Task requirements
In the following material, identify every line holding the string "MPAS" and return it.

Records shown
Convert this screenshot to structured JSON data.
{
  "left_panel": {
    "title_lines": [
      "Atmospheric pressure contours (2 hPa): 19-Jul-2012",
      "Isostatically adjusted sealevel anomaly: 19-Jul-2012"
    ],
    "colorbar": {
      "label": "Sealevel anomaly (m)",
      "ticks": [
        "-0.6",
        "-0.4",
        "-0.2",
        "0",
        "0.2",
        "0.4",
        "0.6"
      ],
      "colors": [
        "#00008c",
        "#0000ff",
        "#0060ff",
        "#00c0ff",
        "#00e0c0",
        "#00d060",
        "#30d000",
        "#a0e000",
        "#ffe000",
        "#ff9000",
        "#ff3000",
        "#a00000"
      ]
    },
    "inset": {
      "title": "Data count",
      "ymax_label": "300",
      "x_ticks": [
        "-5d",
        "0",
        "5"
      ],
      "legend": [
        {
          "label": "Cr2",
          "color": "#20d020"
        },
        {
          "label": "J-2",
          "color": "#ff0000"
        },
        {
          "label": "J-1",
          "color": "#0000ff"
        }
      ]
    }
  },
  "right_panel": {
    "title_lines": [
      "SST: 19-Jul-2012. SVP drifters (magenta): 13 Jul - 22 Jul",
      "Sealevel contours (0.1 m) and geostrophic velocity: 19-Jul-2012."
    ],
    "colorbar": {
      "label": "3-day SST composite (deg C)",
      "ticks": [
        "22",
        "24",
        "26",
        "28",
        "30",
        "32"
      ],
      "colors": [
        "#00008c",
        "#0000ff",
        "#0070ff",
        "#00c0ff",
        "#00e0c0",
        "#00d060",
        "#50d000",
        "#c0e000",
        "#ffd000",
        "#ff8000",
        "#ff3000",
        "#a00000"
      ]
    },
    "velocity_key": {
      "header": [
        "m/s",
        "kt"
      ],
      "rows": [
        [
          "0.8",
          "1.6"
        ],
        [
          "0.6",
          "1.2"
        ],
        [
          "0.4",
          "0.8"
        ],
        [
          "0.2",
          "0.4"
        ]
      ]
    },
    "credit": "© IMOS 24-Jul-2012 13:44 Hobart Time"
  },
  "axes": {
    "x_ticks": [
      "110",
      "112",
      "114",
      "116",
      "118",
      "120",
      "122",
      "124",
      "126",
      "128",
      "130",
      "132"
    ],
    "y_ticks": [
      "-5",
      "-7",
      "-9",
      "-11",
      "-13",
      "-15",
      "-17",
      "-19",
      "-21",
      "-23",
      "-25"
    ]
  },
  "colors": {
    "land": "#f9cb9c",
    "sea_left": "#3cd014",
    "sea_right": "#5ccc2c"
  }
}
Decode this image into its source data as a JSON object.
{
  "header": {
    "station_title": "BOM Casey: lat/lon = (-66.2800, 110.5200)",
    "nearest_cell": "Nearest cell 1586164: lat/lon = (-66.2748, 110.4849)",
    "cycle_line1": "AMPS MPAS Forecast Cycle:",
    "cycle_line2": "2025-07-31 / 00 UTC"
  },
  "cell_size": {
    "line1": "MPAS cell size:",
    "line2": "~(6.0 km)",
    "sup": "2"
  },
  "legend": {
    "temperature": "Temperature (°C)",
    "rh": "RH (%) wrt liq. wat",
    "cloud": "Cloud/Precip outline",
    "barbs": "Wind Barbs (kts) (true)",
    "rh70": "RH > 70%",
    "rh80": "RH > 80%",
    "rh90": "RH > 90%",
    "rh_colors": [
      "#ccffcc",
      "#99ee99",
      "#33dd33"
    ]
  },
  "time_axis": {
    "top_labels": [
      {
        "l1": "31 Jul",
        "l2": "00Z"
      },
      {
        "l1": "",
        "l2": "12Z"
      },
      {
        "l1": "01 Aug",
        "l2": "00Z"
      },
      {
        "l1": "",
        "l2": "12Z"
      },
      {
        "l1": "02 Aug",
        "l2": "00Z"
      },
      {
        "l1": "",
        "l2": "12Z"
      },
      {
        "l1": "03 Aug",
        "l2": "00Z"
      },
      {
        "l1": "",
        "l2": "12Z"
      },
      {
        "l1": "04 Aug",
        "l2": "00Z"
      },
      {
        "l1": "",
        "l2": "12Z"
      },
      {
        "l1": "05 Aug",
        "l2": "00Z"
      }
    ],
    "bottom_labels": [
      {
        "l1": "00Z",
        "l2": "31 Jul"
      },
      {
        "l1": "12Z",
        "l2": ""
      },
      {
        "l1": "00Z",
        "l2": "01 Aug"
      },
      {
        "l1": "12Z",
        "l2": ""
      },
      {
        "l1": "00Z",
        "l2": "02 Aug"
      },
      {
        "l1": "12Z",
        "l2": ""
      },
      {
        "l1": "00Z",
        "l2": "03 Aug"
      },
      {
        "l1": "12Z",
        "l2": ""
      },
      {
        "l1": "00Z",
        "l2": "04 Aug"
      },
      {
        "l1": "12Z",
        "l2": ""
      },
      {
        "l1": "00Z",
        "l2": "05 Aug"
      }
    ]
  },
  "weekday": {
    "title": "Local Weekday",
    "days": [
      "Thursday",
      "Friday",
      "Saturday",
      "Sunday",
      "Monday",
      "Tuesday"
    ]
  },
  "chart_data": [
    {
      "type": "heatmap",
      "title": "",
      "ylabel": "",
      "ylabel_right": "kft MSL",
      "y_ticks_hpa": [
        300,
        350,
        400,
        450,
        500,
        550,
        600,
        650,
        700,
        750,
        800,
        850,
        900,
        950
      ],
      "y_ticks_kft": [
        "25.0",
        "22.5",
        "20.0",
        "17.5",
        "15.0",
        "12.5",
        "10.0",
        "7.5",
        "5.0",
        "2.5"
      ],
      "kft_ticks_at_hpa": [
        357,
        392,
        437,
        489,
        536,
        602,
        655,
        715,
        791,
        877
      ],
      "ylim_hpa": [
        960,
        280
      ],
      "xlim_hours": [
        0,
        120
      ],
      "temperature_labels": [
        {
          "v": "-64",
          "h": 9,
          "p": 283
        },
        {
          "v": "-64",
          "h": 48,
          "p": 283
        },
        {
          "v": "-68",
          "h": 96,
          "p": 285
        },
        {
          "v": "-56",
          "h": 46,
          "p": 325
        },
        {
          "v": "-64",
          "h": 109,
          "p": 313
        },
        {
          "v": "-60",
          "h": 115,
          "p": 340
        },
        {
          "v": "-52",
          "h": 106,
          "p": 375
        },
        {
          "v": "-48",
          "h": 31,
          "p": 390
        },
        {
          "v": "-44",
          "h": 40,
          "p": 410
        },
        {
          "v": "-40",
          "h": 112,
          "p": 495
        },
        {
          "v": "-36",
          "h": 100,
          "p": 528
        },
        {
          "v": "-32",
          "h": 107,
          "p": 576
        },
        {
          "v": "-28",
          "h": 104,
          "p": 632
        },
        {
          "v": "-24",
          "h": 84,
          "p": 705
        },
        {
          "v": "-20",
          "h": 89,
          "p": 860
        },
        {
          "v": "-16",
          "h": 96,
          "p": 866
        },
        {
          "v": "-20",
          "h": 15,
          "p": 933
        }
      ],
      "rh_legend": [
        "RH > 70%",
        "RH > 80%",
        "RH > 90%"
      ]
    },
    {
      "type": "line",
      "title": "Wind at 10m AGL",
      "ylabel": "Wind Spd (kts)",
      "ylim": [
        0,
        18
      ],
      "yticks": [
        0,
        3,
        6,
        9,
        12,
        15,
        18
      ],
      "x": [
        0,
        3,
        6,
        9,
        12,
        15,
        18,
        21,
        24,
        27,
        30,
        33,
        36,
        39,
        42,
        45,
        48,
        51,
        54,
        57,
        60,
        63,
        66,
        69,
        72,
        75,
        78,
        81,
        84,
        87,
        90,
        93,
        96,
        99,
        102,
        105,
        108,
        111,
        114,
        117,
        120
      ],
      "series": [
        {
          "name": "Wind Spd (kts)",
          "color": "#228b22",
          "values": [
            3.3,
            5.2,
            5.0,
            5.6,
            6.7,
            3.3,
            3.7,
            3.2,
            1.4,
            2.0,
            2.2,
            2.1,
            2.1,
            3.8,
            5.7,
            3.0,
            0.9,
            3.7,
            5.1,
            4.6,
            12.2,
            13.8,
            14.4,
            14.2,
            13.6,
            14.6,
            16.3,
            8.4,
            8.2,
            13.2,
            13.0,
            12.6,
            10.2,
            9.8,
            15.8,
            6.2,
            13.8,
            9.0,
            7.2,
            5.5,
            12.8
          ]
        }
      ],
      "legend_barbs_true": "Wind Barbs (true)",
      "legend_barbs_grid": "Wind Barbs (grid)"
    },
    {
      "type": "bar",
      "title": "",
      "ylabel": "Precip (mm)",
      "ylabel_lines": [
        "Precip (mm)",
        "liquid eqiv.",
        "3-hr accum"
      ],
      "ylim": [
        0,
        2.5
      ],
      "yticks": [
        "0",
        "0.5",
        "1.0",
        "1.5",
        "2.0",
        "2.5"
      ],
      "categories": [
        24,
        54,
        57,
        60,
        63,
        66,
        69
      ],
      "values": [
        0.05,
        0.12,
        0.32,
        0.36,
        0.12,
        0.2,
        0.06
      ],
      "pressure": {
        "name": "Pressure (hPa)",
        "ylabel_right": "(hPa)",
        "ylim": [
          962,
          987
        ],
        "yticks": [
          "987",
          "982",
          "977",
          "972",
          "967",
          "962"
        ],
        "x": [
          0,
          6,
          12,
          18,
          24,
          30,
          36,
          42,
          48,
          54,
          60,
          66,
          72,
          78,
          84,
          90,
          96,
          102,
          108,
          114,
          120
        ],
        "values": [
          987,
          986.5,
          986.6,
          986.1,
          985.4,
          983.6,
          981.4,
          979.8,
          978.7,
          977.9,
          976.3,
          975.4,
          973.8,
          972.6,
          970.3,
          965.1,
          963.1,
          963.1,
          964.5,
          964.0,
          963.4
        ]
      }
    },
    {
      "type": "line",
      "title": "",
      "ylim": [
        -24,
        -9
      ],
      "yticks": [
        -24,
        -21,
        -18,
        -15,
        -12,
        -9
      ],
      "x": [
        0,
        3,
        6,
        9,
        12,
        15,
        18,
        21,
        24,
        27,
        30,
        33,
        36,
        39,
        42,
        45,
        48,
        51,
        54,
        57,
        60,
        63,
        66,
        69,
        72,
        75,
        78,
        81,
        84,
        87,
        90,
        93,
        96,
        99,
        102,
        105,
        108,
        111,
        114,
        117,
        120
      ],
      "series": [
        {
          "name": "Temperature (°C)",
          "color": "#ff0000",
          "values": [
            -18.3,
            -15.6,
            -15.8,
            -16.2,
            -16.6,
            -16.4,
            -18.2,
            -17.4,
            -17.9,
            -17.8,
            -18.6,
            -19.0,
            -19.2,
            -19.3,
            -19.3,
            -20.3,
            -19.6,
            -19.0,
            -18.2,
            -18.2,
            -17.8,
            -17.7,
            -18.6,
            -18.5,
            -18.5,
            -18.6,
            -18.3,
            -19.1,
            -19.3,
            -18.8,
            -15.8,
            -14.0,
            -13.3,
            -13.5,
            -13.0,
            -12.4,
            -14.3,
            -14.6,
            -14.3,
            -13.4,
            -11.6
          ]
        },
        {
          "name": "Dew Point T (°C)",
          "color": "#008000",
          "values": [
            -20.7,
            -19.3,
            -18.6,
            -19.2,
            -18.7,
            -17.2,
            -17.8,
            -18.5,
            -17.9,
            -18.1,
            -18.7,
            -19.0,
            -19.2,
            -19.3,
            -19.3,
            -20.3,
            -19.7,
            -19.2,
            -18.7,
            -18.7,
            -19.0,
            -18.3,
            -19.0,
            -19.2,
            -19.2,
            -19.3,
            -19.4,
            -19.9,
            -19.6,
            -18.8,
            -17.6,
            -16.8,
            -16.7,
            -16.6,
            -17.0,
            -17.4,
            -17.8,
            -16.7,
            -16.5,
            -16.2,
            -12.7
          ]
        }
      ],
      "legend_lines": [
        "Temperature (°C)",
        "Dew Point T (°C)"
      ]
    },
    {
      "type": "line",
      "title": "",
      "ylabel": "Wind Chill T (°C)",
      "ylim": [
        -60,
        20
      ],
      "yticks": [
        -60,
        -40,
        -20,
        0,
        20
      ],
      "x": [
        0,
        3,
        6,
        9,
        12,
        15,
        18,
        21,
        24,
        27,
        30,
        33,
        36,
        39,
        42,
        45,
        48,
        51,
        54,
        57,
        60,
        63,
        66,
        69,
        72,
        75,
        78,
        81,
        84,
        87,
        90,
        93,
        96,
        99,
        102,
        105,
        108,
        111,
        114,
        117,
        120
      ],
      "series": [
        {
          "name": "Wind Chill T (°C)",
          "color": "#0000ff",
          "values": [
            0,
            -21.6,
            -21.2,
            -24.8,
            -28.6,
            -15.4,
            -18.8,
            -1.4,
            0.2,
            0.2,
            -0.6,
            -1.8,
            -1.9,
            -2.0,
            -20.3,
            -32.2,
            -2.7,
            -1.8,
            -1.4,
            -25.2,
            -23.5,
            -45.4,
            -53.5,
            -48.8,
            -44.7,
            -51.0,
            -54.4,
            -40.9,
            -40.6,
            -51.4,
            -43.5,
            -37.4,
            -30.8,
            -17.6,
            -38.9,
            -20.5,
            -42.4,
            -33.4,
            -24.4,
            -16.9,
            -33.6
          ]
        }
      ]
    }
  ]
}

Exercise answer
    "cycle_line1": "AMPS MPAS Forecast Cycle:",
    "line1": "MPAS cell size:",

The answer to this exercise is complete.